• [What the task asks]
Copy out the material below in full, but not its images.

┌──

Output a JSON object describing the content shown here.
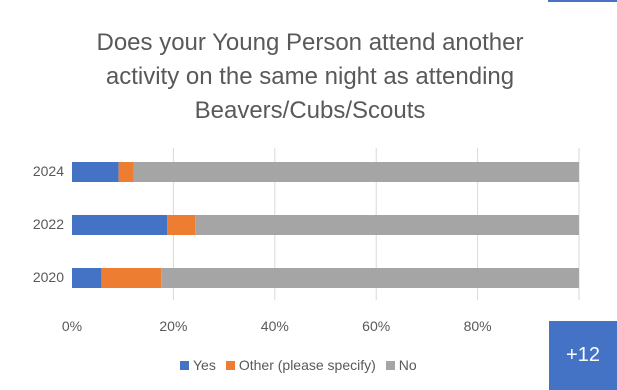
{
  "chart_data": {
    "type": "bar",
    "orientation": "horizontal",
    "stacked": true,
    "title_lines": [
      "Does your Young Person attend another",
      "activity on the same night as attending",
      "Beavers/Cubs/Scouts"
    ],
    "categories": [
      "2024",
      "2022",
      "2020"
    ],
    "series": [
      {
        "name": "Yes",
        "color": "#4472c4",
        "values": [
          9.2,
          18.8,
          5.8
        ]
      },
      {
        "name": "Other (please specify)",
        "color": "#ed7d31",
        "values": [
          3.0,
          5.5,
          11.8
        ]
      },
      {
        "name": "No",
        "color": "#a5a5a5",
        "values": [
          87.8,
          75.7,
          82.4
        ]
      }
    ],
    "x_ticks": [
      "0%",
      "20%",
      "40%",
      "60%",
      "80%"
    ],
    "xlim": [
      0,
      100
    ],
    "grid": true,
    "legend_position": "bottom"
  },
  "overlay": {
    "more_label": "+12"
  }
}
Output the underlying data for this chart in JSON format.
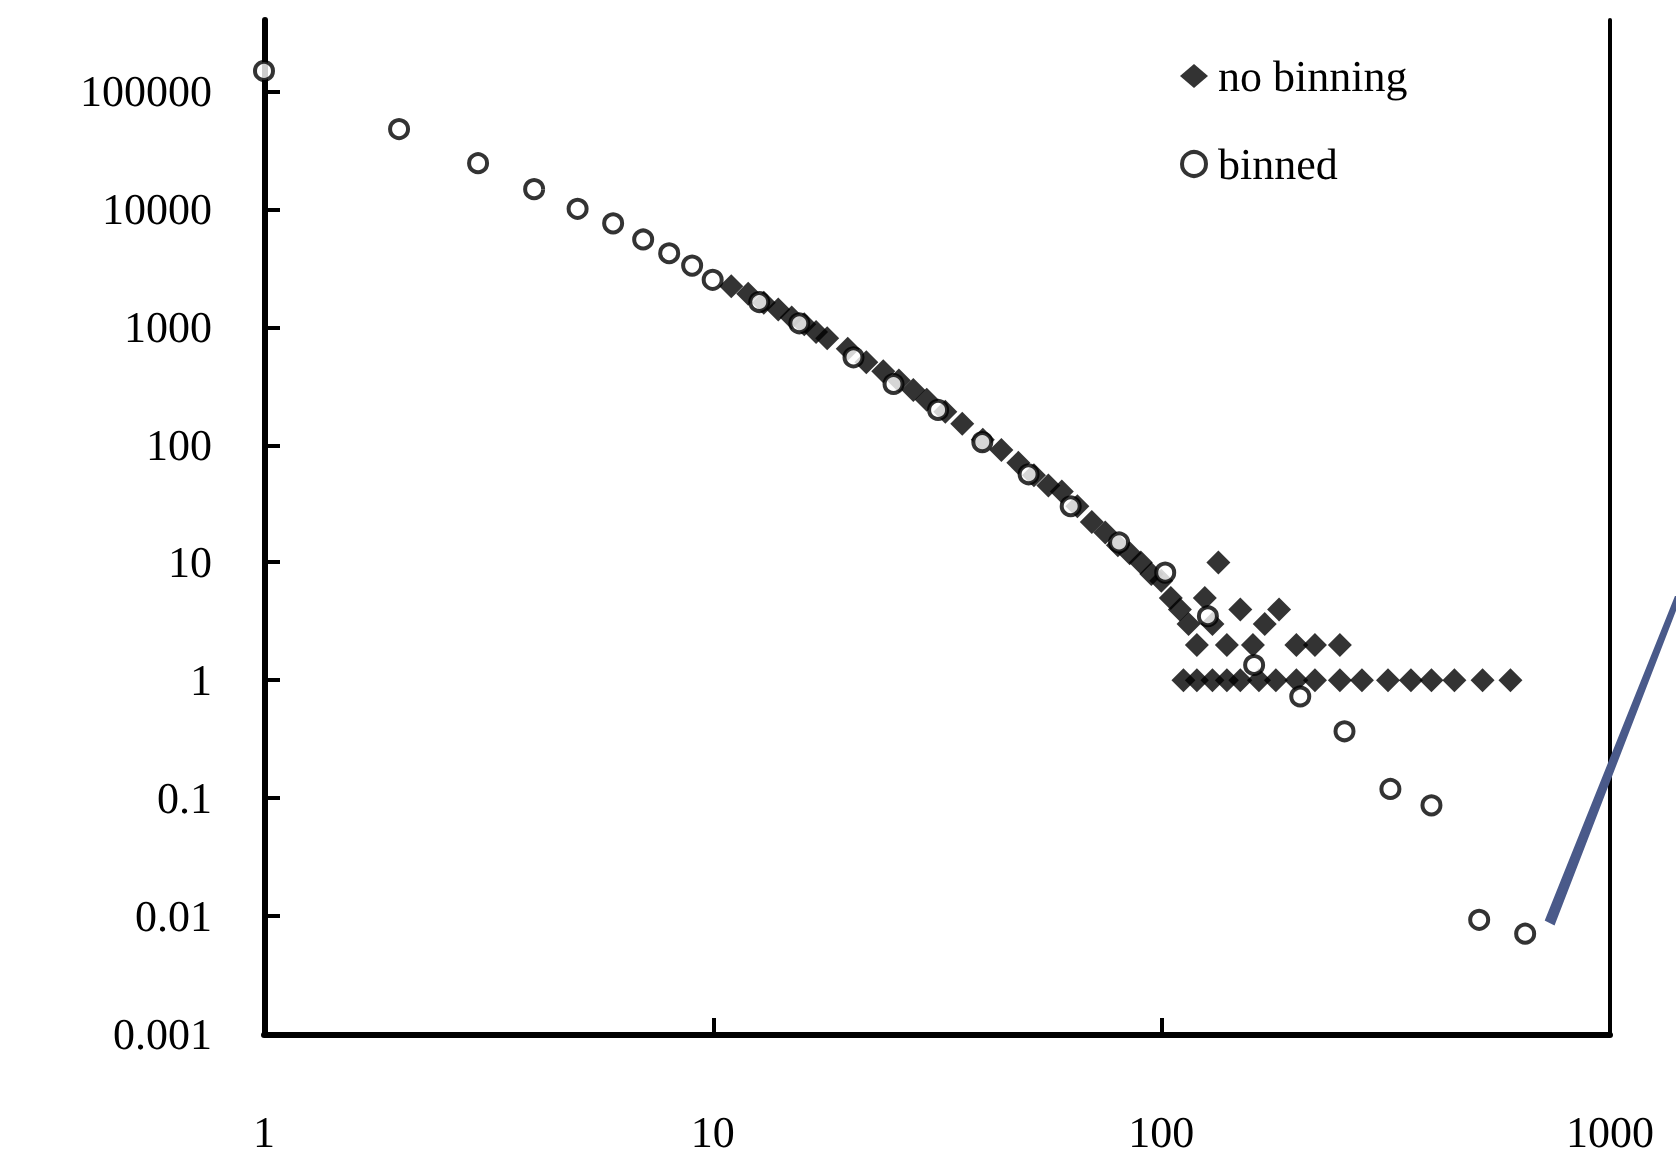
{
  "chart_data": {
    "type": "scatter",
    "log": "xy",
    "grid": false,
    "legend": "top right",
    "xlim": [
      1,
      1000
    ],
    "xticks": [
      1,
      10,
      100,
      1000
    ],
    "ylim": [
      0.001,
      400000
    ],
    "yticks": [
      0.001,
      0.01,
      0.1,
      1,
      10,
      100,
      1000,
      10000,
      100000
    ],
    "series": [
      {
        "name": "no binning",
        "color": "#000000",
        "marker": "diamond",
        "x": [
          11,
          12,
          13,
          14,
          15,
          16,
          17,
          18,
          20,
          22,
          24,
          26,
          28,
          30,
          33,
          36,
          40,
          44,
          48,
          52,
          56,
          60,
          65,
          70,
          75,
          80,
          85,
          90,
          95,
          100,
          105,
          110,
          115,
          120,
          125,
          130,
          134,
          140,
          150,
          160,
          170,
          183,
          200,
          220,
          250,
          112,
          120,
          130,
          140,
          150,
          165,
          180,
          200,
          220,
          250,
          280,
          320,
          360,
          400,
          450,
          520,
          600
        ],
        "values": [
          2200,
          1900,
          1600,
          1400,
          1200,
          1050,
          900,
          800,
          650,
          500,
          420,
          350,
          290,
          240,
          190,
          150,
          110,
          90,
          70,
          55,
          45,
          40,
          30,
          22,
          18,
          14,
          12,
          10,
          8,
          7,
          5,
          4,
          3,
          2,
          5,
          3,
          10,
          2,
          4,
          2,
          3,
          4,
          2,
          2,
          2,
          1,
          1,
          1,
          1,
          1,
          1,
          1,
          1,
          1,
          1,
          1,
          1,
          1,
          1,
          1,
          1,
          1
        ]
      },
      {
        "name": "binned",
        "color": "#000000",
        "marker": "circle",
        "x": [
          1,
          2,
          3,
          4,
          5,
          6,
          7,
          8,
          9,
          10,
          12.7,
          15.6,
          20.6,
          25.3,
          31.8,
          39.9,
          50.6,
          62.8,
          80.5,
          102,
          127,
          161,
          204,
          256,
          324,
          400,
          511,
          647
        ],
        "values": [
          148000,
          47500,
          24400,
          14700,
          10000,
          7530,
          5500,
          4200,
          3300,
          2500,
          1620,
          1070,
          550,
          327,
          197,
          105,
          56,
          30,
          14.8,
          8.2,
          3.5,
          1.35,
          0.73,
          0.37,
          0.12,
          0.087,
          0.0093,
          0.0071
        ]
      }
    ]
  }
}
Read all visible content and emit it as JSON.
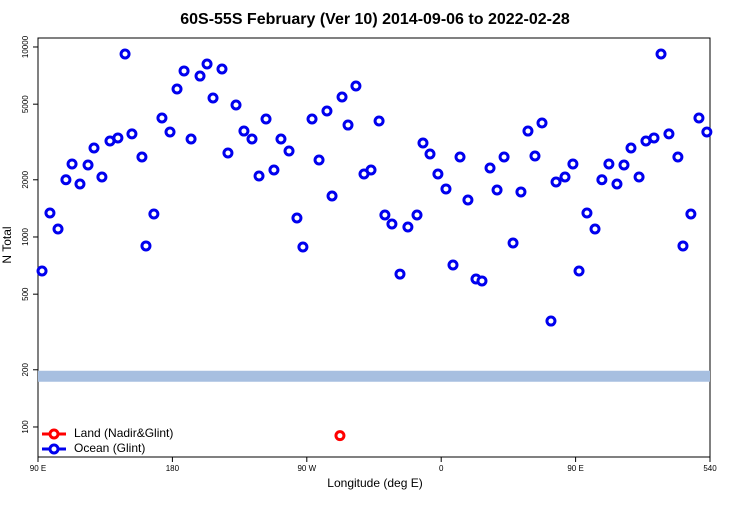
{
  "chart_data": {
    "type": "scatter",
    "title": "60S-55S February (Ver 10)   2014-09-06 to 2022-02-28",
    "x_label": "Longitude (deg E)",
    "y_label": "N Total",
    "log_y": true,
    "legend": "bottom-left",
    "xlim": [
      90,
      540
    ],
    "xticks": [
      {
        "value": 90,
        "label": "90 E"
      },
      180,
      {
        "value": 270,
        "label": "90 W"
      },
      {
        "value": 360,
        "label": "0"
      },
      {
        "value": 450,
        "label": "90 E"
      },
      540
    ],
    "ylim": [
      69.5,
      11150
    ],
    "yticks": [
      100,
      200,
      500,
      1000,
      2000,
      5000,
      10000
    ],
    "reference_band": {
      "value": 185,
      "color": "#a7bfe0"
    },
    "series": [
      {
        "name": "Land (Nadir&Glint)",
        "color": "#ff0000",
        "x": [
          292.2
        ],
        "values": [
          90
        ]
      },
      {
        "name": "Ocean (Glint)",
        "color": "#0000ee",
        "x": [
          92.7,
          98.0,
          103.4,
          108.7,
          112.8,
          118.1,
          123.5,
          127.5,
          132.8,
          138.2,
          143.5,
          148.3,
          152.9,
          159.6,
          162.3,
          167.6,
          173.0,
          178.4,
          183.1,
          187.8,
          192.5,
          198.5,
          203.2,
          207.2,
          213.2,
          217.2,
          222.6,
          227.9,
          233.3,
          238.0,
          242.7,
          248.0,
          252.7,
          258.1,
          263.4,
          267.4,
          273.5,
          278.2,
          283.5,
          286.9,
          293.6,
          297.6,
          302.9,
          308.3,
          313.0,
          318.4,
          322.3,
          327.0,
          332.4,
          337.7,
          343.8,
          347.8,
          352.5,
          357.8,
          363.2,
          367.9,
          372.6,
          377.9,
          383.3,
          387.3,
          392.7,
          397.4,
          402.1,
          408.1,
          413.4,
          418.1,
          422.8,
          427.5,
          433.5,
          436.9,
          442.9,
          448.2,
          452.3,
          457.6,
          463.0,
          467.6,
          472.3,
          477.7,
          482.4,
          487.1,
          492.5,
          497.1,
          502.5,
          507.2,
          512.5,
          518.5,
          521.9,
          527.2,
          532.6,
          537.9
        ],
        "values": [
          662,
          1337,
          1102,
          2000,
          2423,
          1901,
          2393,
          2940,
          2069,
          3199,
          3321,
          9180,
          3487,
          2636,
          897,
          1321,
          4230,
          3570,
          6010,
          7480,
          3280,
          7030,
          8140,
          5390,
          7660,
          2767,
          4950,
          3610,
          3280,
          2094,
          4180,
          2252,
          3280,
          2836,
          1259,
          886,
          4180,
          2543,
          4604,
          1644,
          5456,
          3882,
          6234,
          2146,
          2252,
          4080,
          1305,
          1170,
          638,
          1129,
          1305,
          3125,
          2734,
          2146,
          1790,
          712,
          2636,
          1565,
          601,
          587,
          2308,
          1768,
          2636,
          930,
          1726,
          3610,
          2668,
          3981,
          361,
          1946,
          2069,
          2423,
          662,
          1337,
          1102,
          2000,
          2423,
          1901,
          2393,
          2940,
          2069,
          3199,
          3321,
          9180,
          3487,
          2636,
          897,
          1321,
          4230,
          3570
        ]
      }
    ]
  }
}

└──

• [Problem solution]
Output a JSON object describing the content shown here.
{
  "chart_data": {
    "type": "bar",
    "orientation": "horizontal",
    "stacked": true,
    "title_lines": [
      "Does your Young Person attend another",
      "activity on the same night as attending",
      "Beavers/Cubs/Scouts"
    ],
    "categories": [
      "2024",
      "2022",
      "2020"
    ],
    "series": [
      {
        "name": "Yes",
        "color": "#4472c4",
        "values": [
          9.2,
          18.8,
          5.8
        ]
      },
      {
        "name": "Other (please specify)",
        "color": "#ed7d31",
        "values": [
          3.0,
          5.5,
          11.8
        ]
      },
      {
        "name": "No",
        "color": "#a5a5a5",
        "values": [
          87.8,
          75.7,
          82.4
        ]
      }
    ],
    "x_ticks": [
      "0%",
      "20%",
      "40%",
      "60%",
      "80%"
    ],
    "xlim": [
      0,
      100
    ],
    "grid": true,
    "legend_position": "bottom"
  },
  "overlay": {
    "more_label": "+12"
  }
}
Output the underlying data for this chart in JSON format.
{
  "chart_data": {
    "type": "scatter",
    "log": "xy",
    "grid": false,
    "legend": "top right",
    "xlim": [
      1,
      1000
    ],
    "xticks": [
      1,
      10,
      100,
      1000
    ],
    "ylim": [
      0.001,
      400000
    ],
    "yticks": [
      0.001,
      0.01,
      0.1,
      1,
      10,
      100,
      1000,
      10000,
      100000
    ],
    "series": [
      {
        "name": "no binning",
        "color": "#000000",
        "marker": "diamond",
        "x": [
          11,
          12,
          13,
          14,
          15,
          16,
          17,
          18,
          20,
          22,
          24,
          26,
          28,
          30,
          33,
          36,
          40,
          44,
          48,
          52,
          56,
          60,
          65,
          70,
          75,
          80,
          85,
          90,
          95,
          100,
          105,
          110,
          115,
          120,
          125,
          130,
          134,
          140,
          150,
          160,
          170,
          183,
          200,
          220,
          250,
          112,
          120,
          130,
          140,
          150,
          165,
          180,
          200,
          220,
          250,
          280,
          320,
          360,
          400,
          450,
          520,
          600
        ],
        "values": [
          2200,
          1900,
          1600,
          1400,
          1200,
          1050,
          900,
          800,
          650,
          500,
          420,
          350,
          290,
          240,
          190,
          150,
          110,
          90,
          70,
          55,
          45,
          40,
          30,
          22,
          18,
          14,
          12,
          10,
          8,
          7,
          5,
          4,
          3,
          2,
          5,
          3,
          10,
          2,
          4,
          2,
          3,
          4,
          2,
          2,
          2,
          1,
          1,
          1,
          1,
          1,
          1,
          1,
          1,
          1,
          1,
          1,
          1,
          1,
          1,
          1,
          1,
          1
        ]
      },
      {
        "name": "binned",
        "color": "#000000",
        "marker": "circle",
        "x": [
          1,
          2,
          3,
          4,
          5,
          6,
          7,
          8,
          9,
          10,
          12.7,
          15.6,
          20.6,
          25.3,
          31.8,
          39.9,
          50.6,
          62.8,
          80.5,
          102,
          127,
          161,
          204,
          256,
          324,
          400,
          511,
          647
        ],
        "values": [
          148000,
          47500,
          24400,
          14700,
          10000,
          7530,
          5500,
          4200,
          3300,
          2500,
          1620,
          1070,
          550,
          327,
          197,
          105,
          56,
          30,
          14.8,
          8.2,
          3.5,
          1.35,
          0.73,
          0.37,
          0.12,
          0.087,
          0.0093,
          0.0071
        ]
      }
    ]
  }
}
Read all visible content and emit it as JSON.
{
  "chart_data": {
    "type": "scatter",
    "title": "60S-55S February (Ver 10)   2014-09-06 to 2022-02-28",
    "x_label": "Longitude (deg E)",
    "y_label": "N Total",
    "log_y": true,
    "legend": "bottom-left",
    "xlim": [
      90,
      540
    ],
    "xticks": [
      {
        "value": 90,
        "label": "90 E"
      },
      180,
      {
        "value": 270,
        "label": "90 W"
      },
      {
        "value": 360,
        "label": "0"
      },
      {
        "value": 450,
        "label": "90 E"
      },
      540
    ],
    "ylim": [
      69.5,
      11150
    ],
    "yticks": [
      100,
      200,
      500,
      1000,
      2000,
      5000,
      10000
    ],
    "reference_band": {
      "value": 185,
      "color": "#a7bfe0"
    },
    "series": [
      {
        "name": "Land (Nadir&Glint)",
        "color": "#ff0000",
        "x": [
          292.2
        ],
        "values": [
          90
        ]
      },
      {
        "name": "Ocean (Glint)",
        "color": "#0000ee",
        "x": [
          92.7,
          98.0,
          103.4,
          108.7,
          112.8,
          118.1,
          123.5,
          127.5,
          132.8,
          138.2,
          143.5,
          148.3,
          152.9,
          159.6,
          162.3,
          167.6,
          173.0,
          178.4,
          183.1,
          187.8,
          192.5,
          198.5,
          203.2,
          207.2,
          213.2,
          217.2,
          222.6,
          227.9,
          233.3,
          238.0,
          242.7,
          248.0,
          252.7,
          258.1,
          263.4,
          267.4,
          273.5,
          278.2,
          283.5,
          286.9,
          293.6,
          297.6,
          302.9,
          308.3,
          313.0,
          318.4,
          322.3,
          327.0,
          332.4,
          337.7,
          343.8,
          347.8,
          352.5,
          357.8,
          363.2,
          367.9,
          372.6,
          377.9,
          383.3,
          387.3,
          392.7,
          397.4,
          402.1,
          408.1,
          413.4,
          418.1,
          422.8,
          427.5,
          433.5,
          436.9,
          442.9,
          448.2,
          452.3,
          457.6,
          463.0,
          467.6,
          472.3,
          477.7,
          482.4,
          487.1,
          492.5,
          497.1,
          502.5,
          507.2,
          512.5,
          518.5,
          521.9,
          527.2,
          532.6,
          537.9
        ],
        "values": [
          662,
          1337,
          1102,
          2000,
          2423,
          1901,
          2393,
          2940,
          2069,
          3199,
          3321,
          9180,
          3487,
          2636,
          897,
          1321,
          4230,
          3570,
          6010,
          7480,
          3280,
          7030,
          8140,
          5390,
          7660,
          2767,
          4950,
          3610,
          3280,
          2094,
          4180,
          2252,
          3280,
          2836,
          1259,
          886,
          4180,
          2543,
          4604,
          1644,
          5456,
          3882,
          6234,
          2146,
          2252,
          4080,
          1305,
          1170,
          638,
          1129,
          1305,
          3125,
          2734,
          2146,
          1790,
          712,
          2636,
          1565,
          601,
          587,
          2308,
          1768,
          2636,
          930,
          1726,
          3610,
          2668,
          3981,
          361,
          1946,
          2069,
          2423,
          662,
          1337,
          1102,
          2000,
          2423,
          1901,
          2393,
          2940,
          2069,
          3199,
          3321,
          9180,
          3487,
          2636,
          897,
          1321,
          4230,
          3570
        ]
      }
    ]
  }
}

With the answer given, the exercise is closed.